**Exercise details:** Pictures stay out of your copy, but everything else in the records below must be repeated exactly.

(Lines of data)
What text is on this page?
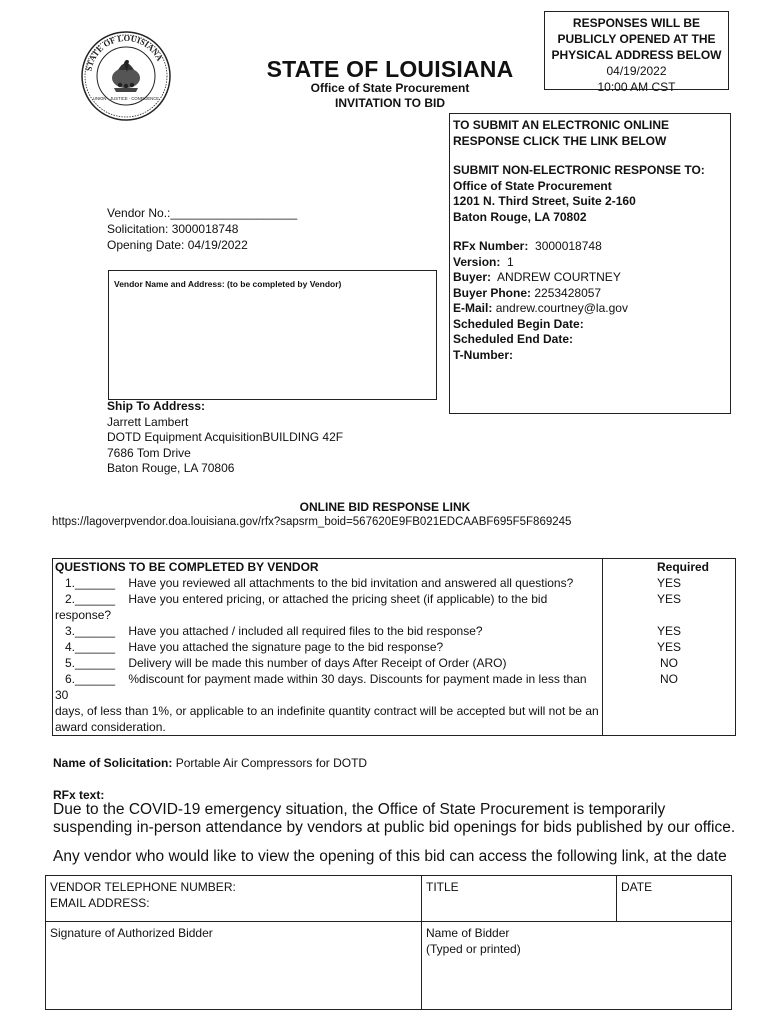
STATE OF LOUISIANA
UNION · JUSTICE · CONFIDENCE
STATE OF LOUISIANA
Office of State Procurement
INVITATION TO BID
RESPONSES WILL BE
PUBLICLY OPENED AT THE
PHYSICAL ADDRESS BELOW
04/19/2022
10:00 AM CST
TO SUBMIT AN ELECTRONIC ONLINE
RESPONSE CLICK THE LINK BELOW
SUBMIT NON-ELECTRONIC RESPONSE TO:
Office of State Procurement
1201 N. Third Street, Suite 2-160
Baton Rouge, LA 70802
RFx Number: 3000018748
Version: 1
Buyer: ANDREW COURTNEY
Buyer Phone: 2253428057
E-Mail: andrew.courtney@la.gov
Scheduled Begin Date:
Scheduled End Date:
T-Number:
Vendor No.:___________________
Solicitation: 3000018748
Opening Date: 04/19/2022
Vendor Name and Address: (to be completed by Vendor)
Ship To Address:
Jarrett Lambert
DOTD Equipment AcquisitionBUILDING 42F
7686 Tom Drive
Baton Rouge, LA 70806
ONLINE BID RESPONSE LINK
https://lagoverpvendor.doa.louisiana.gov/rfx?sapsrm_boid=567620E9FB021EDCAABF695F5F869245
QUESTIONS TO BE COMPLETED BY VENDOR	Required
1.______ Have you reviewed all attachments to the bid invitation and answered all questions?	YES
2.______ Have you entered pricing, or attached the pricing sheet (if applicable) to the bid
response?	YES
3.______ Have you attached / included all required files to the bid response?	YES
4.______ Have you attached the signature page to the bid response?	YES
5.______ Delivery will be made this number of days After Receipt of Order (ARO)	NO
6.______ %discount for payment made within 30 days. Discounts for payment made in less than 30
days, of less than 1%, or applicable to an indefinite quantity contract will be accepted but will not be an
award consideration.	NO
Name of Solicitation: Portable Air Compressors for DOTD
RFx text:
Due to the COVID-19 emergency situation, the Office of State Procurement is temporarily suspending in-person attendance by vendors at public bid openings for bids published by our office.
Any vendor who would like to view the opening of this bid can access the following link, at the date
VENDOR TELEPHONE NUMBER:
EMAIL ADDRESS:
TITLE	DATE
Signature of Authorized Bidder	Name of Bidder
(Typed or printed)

**Result below:**
What text is on this page?
STATE OF LOUISIANA
UNION · JUSTICE · CONFIDENCE
STATE OF LOUISIANA
Office of State Procurement
INVITATION TO BID
RESPONSES WILL BE
PUBLICLY OPENED AT THE
PHYSICAL ADDRESS BELOW
04/19/2022
10:00 AM CST
TO SUBMIT AN ELECTRONIC ONLINE
RESPONSE CLICK THE LINK BELOW
SUBMIT NON-ELECTRONIC RESPONSE TO:
Office of State Procurement
1201 N. Third Street, Suite 2-160
Baton Rouge, LA 70802
RFx Number: 3000018748
Version: 1
Buyer: ANDREW COURTNEY
Buyer Phone: 2253428057
E-Mail: andrew.courtney@la.gov
Scheduled Begin Date:
Scheduled End Date:
T-Number:
Vendor No.:___________________
Solicitation: 3000018748
Opening Date: 04/19/2022
Vendor Name and Address: (to be completed by Vendor)
Ship To Address:
Jarrett Lambert
DOTD Equipment AcquisitionBUILDING 42F
7686 Tom Drive
Baton Rouge, LA 70806
ONLINE BID RESPONSE LINK
https://lagoverpvendor.doa.louisiana.gov/rfx?sapsrm_boid=567620E9FB021EDCAABF695F5F869245
QUESTIONS TO BE COMPLETED BY VENDOR	Required
1.______ Have you reviewed all attachments to the bid invitation and answered all questions?	YES
2.______ Have you entered pricing, or attached the pricing sheet (if applicable) to the bid
response?	YES
3.______ Have you attached / included all required files to the bid response?	YES
4.______ Have you attached the signature page to the bid response?	YES
5.______ Delivery will be made this number of days After Receipt of Order (ARO)	NO
6.______ %discount for payment made within 30 days. Discounts for payment made in less than 30
days, of less than 1%, or applicable to an indefinite quantity contract will be accepted but will not be an
award consideration.	NO
Name of Solicitation: Portable Air Compressors for DOTD
RFx text:
Due to the COVID-19 emergency situation, the Office of State Procurement is temporarily suspending in-person attendance by vendors at public bid openings for bids published by our office.
Any vendor who would like to view the opening of this bid can access the following link, at the date
VENDOR TELEPHONE NUMBER:
EMAIL ADDRESS:
TITLE	DATE
Signature of Authorized Bidder	Name of Bidder
(Typed or printed)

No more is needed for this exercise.